◆ YOUR TASK ◆
Read the lines below. Copy out any that hold the string "last".

[Start DATASET RECORDS]

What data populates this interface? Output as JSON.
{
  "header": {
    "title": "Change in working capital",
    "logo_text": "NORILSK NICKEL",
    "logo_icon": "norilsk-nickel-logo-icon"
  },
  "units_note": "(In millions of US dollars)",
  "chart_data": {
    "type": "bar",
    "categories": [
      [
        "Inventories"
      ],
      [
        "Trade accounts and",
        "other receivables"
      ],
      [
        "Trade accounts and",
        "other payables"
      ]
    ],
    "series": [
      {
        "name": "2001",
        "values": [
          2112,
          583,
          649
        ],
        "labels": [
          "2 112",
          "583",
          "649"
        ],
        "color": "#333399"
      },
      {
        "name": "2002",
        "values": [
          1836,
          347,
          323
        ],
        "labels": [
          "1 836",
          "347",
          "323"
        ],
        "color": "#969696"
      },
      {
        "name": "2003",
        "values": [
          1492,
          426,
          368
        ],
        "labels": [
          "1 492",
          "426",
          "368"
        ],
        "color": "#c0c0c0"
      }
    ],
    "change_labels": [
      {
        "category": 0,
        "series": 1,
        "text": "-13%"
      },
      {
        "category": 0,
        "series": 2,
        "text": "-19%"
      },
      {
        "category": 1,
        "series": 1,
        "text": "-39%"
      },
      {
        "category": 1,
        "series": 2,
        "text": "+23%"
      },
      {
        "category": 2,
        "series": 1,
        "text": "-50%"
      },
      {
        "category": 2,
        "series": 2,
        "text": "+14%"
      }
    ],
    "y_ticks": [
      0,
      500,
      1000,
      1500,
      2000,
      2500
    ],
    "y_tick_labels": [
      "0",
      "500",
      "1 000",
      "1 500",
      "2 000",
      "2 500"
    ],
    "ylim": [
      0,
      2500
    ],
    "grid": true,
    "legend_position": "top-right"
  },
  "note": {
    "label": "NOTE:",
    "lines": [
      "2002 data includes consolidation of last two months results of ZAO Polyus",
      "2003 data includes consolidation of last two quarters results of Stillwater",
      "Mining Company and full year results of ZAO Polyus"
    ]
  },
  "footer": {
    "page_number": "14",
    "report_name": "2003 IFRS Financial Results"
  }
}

[End DATASET RECORDS]

◆ FINISHED ANSWER ◆
      "2002 data includes consolidation of last two months results of ZAO Polyus",
      "2003 data includes consolidation of last two quarters results of Stillwater",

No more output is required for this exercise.